Stored data
+---+

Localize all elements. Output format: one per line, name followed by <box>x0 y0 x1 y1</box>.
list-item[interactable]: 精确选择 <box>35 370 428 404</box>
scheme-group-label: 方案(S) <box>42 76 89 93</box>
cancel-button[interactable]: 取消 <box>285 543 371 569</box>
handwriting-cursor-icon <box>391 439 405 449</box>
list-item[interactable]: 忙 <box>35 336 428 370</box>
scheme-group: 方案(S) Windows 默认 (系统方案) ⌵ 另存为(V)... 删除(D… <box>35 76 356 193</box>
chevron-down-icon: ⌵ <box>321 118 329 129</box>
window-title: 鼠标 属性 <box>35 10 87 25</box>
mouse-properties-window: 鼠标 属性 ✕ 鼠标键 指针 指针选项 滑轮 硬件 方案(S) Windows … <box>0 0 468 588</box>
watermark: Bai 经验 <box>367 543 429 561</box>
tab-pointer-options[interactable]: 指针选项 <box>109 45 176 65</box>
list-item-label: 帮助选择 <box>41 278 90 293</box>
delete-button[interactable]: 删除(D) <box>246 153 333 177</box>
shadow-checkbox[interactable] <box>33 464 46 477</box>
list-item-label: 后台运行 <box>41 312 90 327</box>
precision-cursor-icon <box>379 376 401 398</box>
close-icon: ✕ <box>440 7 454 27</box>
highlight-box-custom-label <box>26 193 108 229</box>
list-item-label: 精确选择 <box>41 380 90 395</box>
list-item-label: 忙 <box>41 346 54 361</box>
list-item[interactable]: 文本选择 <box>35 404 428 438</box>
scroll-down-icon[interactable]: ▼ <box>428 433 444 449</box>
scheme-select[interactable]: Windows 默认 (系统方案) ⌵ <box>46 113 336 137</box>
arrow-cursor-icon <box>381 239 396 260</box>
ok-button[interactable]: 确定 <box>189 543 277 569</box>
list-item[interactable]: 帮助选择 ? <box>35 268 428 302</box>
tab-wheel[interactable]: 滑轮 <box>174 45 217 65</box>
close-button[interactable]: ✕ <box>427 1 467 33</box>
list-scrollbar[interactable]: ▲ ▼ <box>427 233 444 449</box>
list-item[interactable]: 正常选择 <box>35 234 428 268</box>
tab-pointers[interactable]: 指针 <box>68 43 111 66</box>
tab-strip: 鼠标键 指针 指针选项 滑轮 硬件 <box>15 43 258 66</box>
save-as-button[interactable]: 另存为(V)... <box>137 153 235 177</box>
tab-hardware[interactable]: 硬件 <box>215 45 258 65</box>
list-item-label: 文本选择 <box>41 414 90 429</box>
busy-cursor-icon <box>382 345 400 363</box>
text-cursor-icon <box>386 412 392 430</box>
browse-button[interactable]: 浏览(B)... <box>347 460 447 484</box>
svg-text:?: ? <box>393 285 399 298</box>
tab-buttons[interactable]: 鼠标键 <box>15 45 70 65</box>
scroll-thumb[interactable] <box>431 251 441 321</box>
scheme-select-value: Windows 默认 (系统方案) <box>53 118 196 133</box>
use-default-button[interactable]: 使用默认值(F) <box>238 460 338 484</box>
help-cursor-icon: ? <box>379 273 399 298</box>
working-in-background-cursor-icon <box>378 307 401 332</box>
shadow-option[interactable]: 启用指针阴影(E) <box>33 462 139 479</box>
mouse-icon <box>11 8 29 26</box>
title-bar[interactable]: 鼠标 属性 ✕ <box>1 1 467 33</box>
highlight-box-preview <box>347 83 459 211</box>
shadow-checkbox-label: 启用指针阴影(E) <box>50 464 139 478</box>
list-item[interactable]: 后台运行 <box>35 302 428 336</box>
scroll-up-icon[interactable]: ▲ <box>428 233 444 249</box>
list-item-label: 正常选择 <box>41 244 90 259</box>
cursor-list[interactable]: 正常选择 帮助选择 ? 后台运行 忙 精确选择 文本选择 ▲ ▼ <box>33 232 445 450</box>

+---+

Your goal
Can you return every line of the material above unchanged, character for character?

Answer to the task
Localize all elements. Output format: one per line, name followed by <box>x0 y0 x1 y1</box>.
list-item[interactable]: 精确选择 <box>35 370 428 404</box>
scheme-group-label: 方案(S) <box>42 76 89 93</box>
cancel-button[interactable]: 取消 <box>285 543 371 569</box>
handwriting-cursor-icon <box>391 439 405 449</box>
list-item[interactable]: 忙 <box>35 336 428 370</box>
scheme-group: 方案(S) Windows 默认 (系统方案) ⌵ 另存为(V)... 删除(D… <box>35 76 356 193</box>
chevron-down-icon: ⌵ <box>321 118 329 129</box>
window-title: 鼠标 属性 <box>35 10 87 25</box>
mouse-properties-window: 鼠标 属性 ✕ 鼠标键 指针 指针选项 滑轮 硬件 方案(S) Windows … <box>0 0 468 588</box>
watermark: Bai 经验 <box>367 543 429 561</box>
tab-pointer-options[interactable]: 指针选项 <box>109 45 176 65</box>
list-item-label: 帮助选择 <box>41 278 90 293</box>
delete-button[interactable]: 删除(D) <box>246 153 333 177</box>
shadow-checkbox[interactable] <box>33 464 46 477</box>
list-item-label: 后台运行 <box>41 312 90 327</box>
precision-cursor-icon <box>379 376 401 398</box>
close-icon: ✕ <box>440 7 454 27</box>
highlight-box-custom-label <box>26 193 108 229</box>
list-item-label: 精确选择 <box>41 380 90 395</box>
list-item-label: 忙 <box>41 346 54 361</box>
list-item[interactable]: 文本选择 <box>35 404 428 438</box>
scroll-down-icon[interactable]: ▼ <box>428 433 444 449</box>
scheme-select[interactable]: Windows 默认 (系统方案) ⌵ <box>46 113 336 137</box>
arrow-cursor-icon <box>381 239 396 260</box>
ok-button[interactable]: 确定 <box>189 543 277 569</box>
list-item[interactable]: 帮助选择 ? <box>35 268 428 302</box>
tab-wheel[interactable]: 滑轮 <box>174 45 217 65</box>
close-button[interactable]: ✕ <box>427 1 467 33</box>
list-scrollbar[interactable]: ▲ ▼ <box>427 233 444 449</box>
list-item[interactable]: 正常选择 <box>35 234 428 268</box>
tab-pointers[interactable]: 指针 <box>68 43 111 66</box>
tab-strip: 鼠标键 指针 指针选项 滑轮 硬件 <box>15 43 258 66</box>
save-as-button[interactable]: 另存为(V)... <box>137 153 235 177</box>
tab-hardware[interactable]: 硬件 <box>215 45 258 65</box>
list-item-label: 文本选择 <box>41 414 90 429</box>
busy-cursor-icon <box>382 345 400 363</box>
text-cursor-icon <box>386 412 392 430</box>
browse-button[interactable]: 浏览(B)... <box>347 460 447 484</box>
svg-text:?: ? <box>393 285 399 298</box>
tab-buttons[interactable]: 鼠标键 <box>15 45 70 65</box>
scroll-thumb[interactable] <box>431 251 441 321</box>
scheme-select-value: Windows 默认 (系统方案) <box>53 118 196 133</box>
use-default-button[interactable]: 使用默认值(F) <box>238 460 338 484</box>
help-cursor-icon: ? <box>379 273 399 298</box>
working-in-background-cursor-icon <box>378 307 401 332</box>
shadow-option[interactable]: 启用指针阴影(E) <box>33 462 139 479</box>
mouse-icon <box>11 8 29 26</box>
title-bar[interactable]: 鼠标 属性 ✕ <box>1 1 467 33</box>
highlight-box-preview <box>347 83 459 211</box>
shadow-checkbox-label: 启用指针阴影(E) <box>50 464 139 478</box>
list-item[interactable]: 后台运行 <box>35 302 428 336</box>
scroll-up-icon[interactable]: ▲ <box>428 233 444 249</box>
list-item-label: 正常选择 <box>41 244 90 259</box>
cursor-list[interactable]: 正常选择 帮助选择 ? 后台运行 忙 精确选择 文本选择 ▲ ▼ <box>33 232 445 450</box>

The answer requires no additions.